Transcribe the material below exactly as it appears.
-- begin Records supplied --
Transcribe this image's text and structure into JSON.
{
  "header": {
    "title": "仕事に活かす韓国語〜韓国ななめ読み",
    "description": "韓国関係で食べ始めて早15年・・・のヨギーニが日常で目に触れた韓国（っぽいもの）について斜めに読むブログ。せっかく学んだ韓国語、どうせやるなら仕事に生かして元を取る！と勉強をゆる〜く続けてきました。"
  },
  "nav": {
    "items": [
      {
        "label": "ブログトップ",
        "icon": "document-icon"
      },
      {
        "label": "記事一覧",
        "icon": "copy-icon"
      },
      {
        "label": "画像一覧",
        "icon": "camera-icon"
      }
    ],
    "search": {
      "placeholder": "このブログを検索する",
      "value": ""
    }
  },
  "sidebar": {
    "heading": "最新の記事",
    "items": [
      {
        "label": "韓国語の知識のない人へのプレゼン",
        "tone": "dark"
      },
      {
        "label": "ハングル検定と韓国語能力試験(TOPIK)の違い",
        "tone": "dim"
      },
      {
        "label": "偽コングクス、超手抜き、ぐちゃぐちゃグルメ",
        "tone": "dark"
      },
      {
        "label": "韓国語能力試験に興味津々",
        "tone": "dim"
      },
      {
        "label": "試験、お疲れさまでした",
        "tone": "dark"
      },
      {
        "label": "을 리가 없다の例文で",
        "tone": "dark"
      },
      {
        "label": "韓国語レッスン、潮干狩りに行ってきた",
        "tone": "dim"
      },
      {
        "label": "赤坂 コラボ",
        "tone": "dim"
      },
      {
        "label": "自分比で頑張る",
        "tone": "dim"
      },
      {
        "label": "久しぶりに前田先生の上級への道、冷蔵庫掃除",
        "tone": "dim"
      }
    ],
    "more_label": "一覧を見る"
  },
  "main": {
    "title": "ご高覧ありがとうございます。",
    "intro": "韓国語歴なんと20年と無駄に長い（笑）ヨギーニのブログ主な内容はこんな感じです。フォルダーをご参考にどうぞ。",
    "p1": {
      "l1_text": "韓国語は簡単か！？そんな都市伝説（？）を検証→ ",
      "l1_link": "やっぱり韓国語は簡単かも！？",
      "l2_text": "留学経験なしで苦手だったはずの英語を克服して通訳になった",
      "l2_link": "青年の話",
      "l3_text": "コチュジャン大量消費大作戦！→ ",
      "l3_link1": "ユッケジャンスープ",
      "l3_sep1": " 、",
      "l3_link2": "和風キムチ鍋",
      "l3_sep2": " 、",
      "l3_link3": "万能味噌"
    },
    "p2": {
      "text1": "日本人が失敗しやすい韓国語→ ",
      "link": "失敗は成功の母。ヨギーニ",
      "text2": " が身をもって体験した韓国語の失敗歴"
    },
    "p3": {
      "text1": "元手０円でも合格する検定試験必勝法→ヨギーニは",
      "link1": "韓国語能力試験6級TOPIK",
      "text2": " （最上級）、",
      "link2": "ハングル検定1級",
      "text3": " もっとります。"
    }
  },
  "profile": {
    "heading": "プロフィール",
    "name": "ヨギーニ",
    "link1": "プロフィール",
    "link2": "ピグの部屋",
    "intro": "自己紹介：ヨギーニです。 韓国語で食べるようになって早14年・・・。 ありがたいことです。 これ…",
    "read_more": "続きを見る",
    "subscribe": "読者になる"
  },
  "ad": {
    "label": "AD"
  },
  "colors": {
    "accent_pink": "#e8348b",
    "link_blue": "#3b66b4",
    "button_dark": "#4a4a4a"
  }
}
-- end Records supplied --
* [Task output]
Transcribe this image's text and structure into JSON.
{
  "header": {
    "title": "仕事に活かす韓国語〜韓国ななめ読み",
    "description": "韓国関係で食べ始めて早15年・・・のヨギーニが日常で目に触れた韓国（っぽいもの）について斜めに読むブログ。せっかく学んだ韓国語、どうせやるなら仕事に生かして元を取る！と勉強をゆる〜く続けてきました。"
  },
  "nav": {
    "items": [
      {
        "label": "ブログトップ",
        "icon": "document-icon"
      },
      {
        "label": "記事一覧",
        "icon": "copy-icon"
      },
      {
        "label": "画像一覧",
        "icon": "camera-icon"
      }
    ],
    "search": {
      "placeholder": "このブログを検索する",
      "value": ""
    }
  },
  "sidebar": {
    "heading": "最新の記事",
    "items": [
      {
        "label": "韓国語の知識のない人へのプレゼン",
        "tone": "dark"
      },
      {
        "label": "ハングル検定と韓国語能力試験(TOPIK)の違い",
        "tone": "dim"
      },
      {
        "label": "偽コングクス、超手抜き、ぐちゃぐちゃグルメ",
        "tone": "dark"
      },
      {
        "label": "韓国語能力試験に興味津々",
        "tone": "dim"
      },
      {
        "label": "試験、お疲れさまでした",
        "tone": "dark"
      },
      {
        "label": "을 리가 없다の例文で",
        "tone": "dark"
      },
      {
        "label": "韓国語レッスン、潮干狩りに行ってきた",
        "tone": "dim"
      },
      {
        "label": "赤坂 コラボ",
        "tone": "dim"
      },
      {
        "label": "自分比で頑張る",
        "tone": "dim"
      },
      {
        "label": "久しぶりに前田先生の上級への道、冷蔵庫掃除",
        "tone": "dim"
      }
    ],
    "more_label": "一覧を見る"
  },
  "main": {
    "title": "ご高覧ありがとうございます。",
    "intro": "韓国語歴なんと20年と無駄に長い（笑）ヨギーニのブログ主な内容はこんな感じです。フォルダーをご参考にどうぞ。",
    "p1": {
      "l1_text": "韓国語は簡単か！？そんな都市伝説（？）を検証→ ",
      "l1_link": "やっぱり韓国語は簡単かも！？",
      "l2_text": "留学経験なしで苦手だったはずの英語を克服して通訳になった",
      "l2_link": "青年の話",
      "l3_text": "コチュジャン大量消費大作戦！→ ",
      "l3_link1": "ユッケジャンスープ",
      "l3_sep1": " 、",
      "l3_link2": "和風キムチ鍋",
      "l3_sep2": " 、",
      "l3_link3": "万能味噌"
    },
    "p2": {
      "text1": "日本人が失敗しやすい韓国語→ ",
      "link": "失敗は成功の母。ヨギーニ",
      "text2": " が身をもって体験した韓国語の失敗歴"
    },
    "p3": {
      "text1": "元手０円でも合格する検定試験必勝法→ヨギーニは",
      "link1": "韓国語能力試験6級TOPIK",
      "text2": " （最上級）、",
      "link2": "ハングル検定1級",
      "text3": " もっとります。"
    }
  },
  "profile": {
    "heading": "プロフィール",
    "name": "ヨギーニ",
    "link1": "プロフィール",
    "link2": "ピグの部屋",
    "intro": "自己紹介：ヨギーニです。 韓国語で食べるようになって早14年・・・。 ありがたいことです。 これ…",
    "read_more": "続きを見る",
    "subscribe": "読者になる"
  },
  "ad": {
    "label": "AD"
  },
  "colors": {
    "accent_pink": "#e8348b",
    "link_blue": "#3b66b4",
    "button_dark": "#4a4a4a"
  }
}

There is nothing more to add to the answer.